■ EXERCISE DESCRIPTION:
Copy out the lines that have "Henri" in them.

■ MATERIALS PROVIDED:
# # # #
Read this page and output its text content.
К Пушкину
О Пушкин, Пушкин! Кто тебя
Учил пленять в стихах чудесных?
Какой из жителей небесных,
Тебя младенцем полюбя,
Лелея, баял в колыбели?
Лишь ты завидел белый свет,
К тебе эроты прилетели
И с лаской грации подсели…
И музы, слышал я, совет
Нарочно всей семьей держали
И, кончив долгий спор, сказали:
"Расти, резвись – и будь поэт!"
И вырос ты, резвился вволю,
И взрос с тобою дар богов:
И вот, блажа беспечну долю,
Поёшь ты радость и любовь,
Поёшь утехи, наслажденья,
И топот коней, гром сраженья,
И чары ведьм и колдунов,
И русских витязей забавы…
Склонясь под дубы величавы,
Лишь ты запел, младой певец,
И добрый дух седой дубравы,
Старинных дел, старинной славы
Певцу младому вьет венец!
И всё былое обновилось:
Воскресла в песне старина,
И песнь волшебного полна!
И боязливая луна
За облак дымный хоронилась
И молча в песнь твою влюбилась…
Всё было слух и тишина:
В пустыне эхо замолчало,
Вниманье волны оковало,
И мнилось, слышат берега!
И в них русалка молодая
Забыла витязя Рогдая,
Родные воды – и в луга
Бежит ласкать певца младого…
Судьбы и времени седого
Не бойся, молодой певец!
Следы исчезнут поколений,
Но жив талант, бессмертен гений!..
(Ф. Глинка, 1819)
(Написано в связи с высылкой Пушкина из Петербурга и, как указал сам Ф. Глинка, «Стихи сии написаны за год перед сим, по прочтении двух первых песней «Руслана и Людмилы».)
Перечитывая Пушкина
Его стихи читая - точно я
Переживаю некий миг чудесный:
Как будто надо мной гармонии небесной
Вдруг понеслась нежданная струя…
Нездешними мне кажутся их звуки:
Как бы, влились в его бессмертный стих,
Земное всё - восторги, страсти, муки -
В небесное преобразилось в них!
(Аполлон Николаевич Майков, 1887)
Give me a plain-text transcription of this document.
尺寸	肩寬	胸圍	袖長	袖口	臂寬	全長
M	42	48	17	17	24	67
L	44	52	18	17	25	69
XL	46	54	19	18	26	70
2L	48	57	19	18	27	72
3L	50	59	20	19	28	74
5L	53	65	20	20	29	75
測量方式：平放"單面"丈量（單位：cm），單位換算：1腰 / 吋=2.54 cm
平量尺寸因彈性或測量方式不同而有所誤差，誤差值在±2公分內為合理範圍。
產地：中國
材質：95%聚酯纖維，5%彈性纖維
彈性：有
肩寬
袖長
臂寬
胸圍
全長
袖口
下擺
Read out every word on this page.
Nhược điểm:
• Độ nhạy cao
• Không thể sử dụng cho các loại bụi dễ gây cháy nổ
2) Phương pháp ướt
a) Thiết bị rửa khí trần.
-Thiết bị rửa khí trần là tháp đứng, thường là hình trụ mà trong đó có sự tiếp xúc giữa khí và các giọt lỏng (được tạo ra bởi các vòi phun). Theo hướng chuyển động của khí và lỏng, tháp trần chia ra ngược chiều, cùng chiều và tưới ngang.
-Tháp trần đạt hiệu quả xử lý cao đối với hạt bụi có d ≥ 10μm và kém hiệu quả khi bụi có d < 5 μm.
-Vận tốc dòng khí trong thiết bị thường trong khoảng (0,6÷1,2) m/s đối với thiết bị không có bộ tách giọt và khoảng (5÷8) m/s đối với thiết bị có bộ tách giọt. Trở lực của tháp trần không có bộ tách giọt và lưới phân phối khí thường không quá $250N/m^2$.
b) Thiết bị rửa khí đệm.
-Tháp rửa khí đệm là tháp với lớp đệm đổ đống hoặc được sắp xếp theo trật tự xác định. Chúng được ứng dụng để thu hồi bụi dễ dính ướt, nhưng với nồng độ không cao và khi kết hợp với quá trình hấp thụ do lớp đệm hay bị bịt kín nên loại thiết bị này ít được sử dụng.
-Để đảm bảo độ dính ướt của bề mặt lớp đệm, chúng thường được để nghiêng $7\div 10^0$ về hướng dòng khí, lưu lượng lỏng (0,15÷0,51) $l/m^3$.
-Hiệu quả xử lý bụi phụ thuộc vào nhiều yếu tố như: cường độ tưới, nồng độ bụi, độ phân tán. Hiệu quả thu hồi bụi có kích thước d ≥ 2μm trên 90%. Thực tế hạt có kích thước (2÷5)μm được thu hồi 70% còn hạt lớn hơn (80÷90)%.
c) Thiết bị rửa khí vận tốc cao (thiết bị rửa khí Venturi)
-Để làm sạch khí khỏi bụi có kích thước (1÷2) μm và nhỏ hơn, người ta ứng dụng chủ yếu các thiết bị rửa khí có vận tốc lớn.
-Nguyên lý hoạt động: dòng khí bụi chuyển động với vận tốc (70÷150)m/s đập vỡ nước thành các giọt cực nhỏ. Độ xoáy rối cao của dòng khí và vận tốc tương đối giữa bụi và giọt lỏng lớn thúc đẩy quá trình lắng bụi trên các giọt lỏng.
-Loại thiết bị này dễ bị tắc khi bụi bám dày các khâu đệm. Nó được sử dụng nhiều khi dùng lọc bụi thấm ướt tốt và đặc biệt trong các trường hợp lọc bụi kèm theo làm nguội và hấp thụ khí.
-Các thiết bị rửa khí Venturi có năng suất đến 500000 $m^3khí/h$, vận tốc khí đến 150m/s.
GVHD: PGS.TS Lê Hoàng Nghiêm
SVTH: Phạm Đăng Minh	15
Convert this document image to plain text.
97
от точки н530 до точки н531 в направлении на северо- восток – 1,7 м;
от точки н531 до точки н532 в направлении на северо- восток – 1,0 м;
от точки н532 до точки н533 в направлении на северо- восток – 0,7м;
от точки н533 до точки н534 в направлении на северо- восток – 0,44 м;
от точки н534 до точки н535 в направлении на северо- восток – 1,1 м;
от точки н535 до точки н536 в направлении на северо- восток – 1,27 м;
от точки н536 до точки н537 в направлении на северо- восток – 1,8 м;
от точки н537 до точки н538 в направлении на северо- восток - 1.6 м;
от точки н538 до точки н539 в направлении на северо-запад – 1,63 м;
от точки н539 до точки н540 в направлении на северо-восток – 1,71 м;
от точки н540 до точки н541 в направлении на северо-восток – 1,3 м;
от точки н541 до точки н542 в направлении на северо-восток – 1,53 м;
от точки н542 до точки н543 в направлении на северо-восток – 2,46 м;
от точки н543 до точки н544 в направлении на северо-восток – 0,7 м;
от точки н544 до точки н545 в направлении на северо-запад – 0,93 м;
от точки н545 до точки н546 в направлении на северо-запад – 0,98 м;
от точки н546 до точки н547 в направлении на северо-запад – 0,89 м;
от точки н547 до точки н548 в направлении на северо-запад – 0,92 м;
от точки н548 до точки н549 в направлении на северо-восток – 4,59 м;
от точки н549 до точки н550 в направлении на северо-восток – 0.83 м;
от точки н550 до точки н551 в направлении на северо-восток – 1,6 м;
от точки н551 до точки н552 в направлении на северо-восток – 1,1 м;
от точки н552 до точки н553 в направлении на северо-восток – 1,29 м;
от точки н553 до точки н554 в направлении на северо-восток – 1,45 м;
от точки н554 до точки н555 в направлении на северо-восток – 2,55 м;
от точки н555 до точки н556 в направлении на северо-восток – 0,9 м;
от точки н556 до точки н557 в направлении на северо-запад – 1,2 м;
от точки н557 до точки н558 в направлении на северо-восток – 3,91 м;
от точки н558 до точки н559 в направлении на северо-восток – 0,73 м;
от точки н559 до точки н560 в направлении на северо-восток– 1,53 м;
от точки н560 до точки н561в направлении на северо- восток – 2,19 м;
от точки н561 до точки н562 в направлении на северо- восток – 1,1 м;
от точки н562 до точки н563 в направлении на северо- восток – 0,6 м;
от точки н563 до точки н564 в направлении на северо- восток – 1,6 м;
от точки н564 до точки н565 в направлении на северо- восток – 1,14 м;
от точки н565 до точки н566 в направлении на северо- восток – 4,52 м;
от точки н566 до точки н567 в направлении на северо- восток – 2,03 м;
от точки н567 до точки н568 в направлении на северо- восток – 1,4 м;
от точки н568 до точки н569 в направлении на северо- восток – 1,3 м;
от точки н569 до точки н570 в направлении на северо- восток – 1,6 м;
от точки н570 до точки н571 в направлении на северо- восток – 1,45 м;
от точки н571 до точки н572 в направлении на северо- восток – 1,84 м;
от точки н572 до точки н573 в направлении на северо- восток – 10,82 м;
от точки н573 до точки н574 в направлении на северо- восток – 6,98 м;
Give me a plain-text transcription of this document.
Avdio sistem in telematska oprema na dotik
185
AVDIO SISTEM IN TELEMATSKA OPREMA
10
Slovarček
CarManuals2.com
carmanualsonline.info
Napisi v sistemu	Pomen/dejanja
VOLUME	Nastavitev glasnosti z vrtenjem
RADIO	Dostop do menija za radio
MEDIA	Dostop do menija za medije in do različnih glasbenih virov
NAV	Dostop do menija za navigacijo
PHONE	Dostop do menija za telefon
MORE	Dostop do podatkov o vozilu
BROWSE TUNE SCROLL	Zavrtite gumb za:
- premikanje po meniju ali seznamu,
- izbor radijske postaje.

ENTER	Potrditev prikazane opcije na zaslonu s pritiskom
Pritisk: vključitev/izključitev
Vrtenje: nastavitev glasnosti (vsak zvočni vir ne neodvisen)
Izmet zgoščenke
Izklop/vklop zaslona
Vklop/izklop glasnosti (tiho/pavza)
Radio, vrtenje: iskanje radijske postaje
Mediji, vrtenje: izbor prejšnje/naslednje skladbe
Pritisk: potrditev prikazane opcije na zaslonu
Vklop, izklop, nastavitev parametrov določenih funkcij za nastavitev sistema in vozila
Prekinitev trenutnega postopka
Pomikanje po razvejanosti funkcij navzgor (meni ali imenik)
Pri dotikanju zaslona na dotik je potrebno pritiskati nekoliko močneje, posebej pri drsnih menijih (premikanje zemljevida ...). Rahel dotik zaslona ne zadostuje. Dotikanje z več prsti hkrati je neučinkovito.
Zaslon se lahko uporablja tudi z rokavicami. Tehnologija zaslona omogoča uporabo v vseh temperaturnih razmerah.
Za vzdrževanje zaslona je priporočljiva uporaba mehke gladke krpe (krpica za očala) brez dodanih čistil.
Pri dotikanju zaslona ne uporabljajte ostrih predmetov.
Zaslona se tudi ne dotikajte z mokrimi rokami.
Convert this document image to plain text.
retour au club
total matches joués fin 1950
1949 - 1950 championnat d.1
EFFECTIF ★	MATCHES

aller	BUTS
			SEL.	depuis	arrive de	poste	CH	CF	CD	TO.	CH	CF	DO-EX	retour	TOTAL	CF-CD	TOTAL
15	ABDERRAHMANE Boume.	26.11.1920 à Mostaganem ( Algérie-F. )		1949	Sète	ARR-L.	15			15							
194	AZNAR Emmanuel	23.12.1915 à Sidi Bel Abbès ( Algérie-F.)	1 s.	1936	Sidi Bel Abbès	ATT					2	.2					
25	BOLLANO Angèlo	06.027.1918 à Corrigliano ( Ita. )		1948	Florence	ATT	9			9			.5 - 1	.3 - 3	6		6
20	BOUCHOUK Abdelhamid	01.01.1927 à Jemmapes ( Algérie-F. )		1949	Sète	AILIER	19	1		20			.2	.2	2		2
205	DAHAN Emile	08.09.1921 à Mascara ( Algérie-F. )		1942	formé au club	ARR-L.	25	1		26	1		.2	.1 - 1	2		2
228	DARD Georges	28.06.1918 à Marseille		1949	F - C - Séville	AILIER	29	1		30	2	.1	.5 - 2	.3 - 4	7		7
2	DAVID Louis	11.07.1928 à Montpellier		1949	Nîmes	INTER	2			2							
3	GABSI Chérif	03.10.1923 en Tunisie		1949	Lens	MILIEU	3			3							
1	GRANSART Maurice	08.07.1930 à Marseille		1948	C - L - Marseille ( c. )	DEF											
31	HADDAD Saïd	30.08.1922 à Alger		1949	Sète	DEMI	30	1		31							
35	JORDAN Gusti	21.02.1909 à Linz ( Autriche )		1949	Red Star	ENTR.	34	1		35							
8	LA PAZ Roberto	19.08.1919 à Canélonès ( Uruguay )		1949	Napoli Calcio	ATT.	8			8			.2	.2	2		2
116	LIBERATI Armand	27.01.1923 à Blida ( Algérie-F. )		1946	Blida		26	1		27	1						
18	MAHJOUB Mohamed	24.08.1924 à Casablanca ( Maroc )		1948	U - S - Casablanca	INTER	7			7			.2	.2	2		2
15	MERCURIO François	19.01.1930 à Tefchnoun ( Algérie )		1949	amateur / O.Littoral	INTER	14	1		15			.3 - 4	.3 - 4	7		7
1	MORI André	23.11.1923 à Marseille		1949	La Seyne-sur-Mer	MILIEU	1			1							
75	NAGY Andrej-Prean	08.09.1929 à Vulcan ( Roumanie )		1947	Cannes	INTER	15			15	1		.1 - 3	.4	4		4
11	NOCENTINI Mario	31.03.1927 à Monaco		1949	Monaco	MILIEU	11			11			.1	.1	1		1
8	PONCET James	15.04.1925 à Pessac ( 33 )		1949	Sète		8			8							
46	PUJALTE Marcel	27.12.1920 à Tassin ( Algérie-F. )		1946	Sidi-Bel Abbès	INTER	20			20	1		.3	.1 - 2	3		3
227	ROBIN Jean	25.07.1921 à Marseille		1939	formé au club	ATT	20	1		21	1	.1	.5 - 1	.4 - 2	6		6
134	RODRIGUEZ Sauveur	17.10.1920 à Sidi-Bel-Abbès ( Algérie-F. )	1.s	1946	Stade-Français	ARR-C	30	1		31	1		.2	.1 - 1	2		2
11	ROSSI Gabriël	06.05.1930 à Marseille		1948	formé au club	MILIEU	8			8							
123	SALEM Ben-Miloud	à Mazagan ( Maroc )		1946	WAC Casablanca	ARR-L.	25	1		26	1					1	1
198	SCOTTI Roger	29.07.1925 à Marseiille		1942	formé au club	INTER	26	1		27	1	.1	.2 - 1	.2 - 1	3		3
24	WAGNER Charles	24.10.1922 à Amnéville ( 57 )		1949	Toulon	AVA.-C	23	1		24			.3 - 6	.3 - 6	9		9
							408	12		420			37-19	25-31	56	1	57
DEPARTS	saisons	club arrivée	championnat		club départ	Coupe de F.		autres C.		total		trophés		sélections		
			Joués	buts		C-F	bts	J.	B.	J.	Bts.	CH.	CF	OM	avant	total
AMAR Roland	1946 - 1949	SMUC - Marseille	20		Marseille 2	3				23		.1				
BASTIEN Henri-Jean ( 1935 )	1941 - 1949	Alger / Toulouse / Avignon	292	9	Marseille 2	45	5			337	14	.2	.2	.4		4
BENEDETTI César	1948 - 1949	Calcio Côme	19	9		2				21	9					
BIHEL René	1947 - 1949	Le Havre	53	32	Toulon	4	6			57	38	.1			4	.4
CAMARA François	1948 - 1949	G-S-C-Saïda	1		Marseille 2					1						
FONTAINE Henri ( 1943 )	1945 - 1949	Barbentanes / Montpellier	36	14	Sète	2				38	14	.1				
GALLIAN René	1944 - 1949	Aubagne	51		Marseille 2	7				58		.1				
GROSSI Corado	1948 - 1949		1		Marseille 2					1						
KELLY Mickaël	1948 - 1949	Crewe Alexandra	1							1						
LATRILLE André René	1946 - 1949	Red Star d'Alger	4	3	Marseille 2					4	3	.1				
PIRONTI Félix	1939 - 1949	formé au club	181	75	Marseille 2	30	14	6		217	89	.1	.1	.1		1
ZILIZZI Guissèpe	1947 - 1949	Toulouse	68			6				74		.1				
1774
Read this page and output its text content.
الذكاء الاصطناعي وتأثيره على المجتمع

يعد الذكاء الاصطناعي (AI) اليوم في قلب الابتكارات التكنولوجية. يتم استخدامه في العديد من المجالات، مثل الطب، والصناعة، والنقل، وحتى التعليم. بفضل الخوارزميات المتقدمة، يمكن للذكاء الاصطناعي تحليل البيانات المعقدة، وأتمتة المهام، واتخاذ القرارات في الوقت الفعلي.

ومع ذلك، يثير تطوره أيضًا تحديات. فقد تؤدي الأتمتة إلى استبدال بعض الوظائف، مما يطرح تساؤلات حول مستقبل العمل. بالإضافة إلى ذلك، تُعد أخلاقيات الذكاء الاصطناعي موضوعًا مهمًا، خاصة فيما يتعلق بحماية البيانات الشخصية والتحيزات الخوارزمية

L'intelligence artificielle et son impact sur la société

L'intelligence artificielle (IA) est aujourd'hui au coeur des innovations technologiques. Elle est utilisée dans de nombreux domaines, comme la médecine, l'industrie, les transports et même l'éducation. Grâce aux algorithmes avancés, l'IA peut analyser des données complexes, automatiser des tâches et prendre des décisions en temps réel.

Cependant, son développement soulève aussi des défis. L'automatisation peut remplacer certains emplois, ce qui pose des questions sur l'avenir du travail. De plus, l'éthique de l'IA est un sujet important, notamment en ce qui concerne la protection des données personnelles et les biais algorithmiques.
# # # #
■ RESULT OF THE EXERCISE:
BASTIEN Henri-Jean ( 1935 )	1941 - 1949	Alger / Toulouse / Avignon	292	9	Marseille 2	45	5			337	14	.2	.2	.4		4
FONTAINE Henri ( 1943 )	1945 - 1949	Barbentanes / Montpellier	36	14	Sète	2				38	14	.1				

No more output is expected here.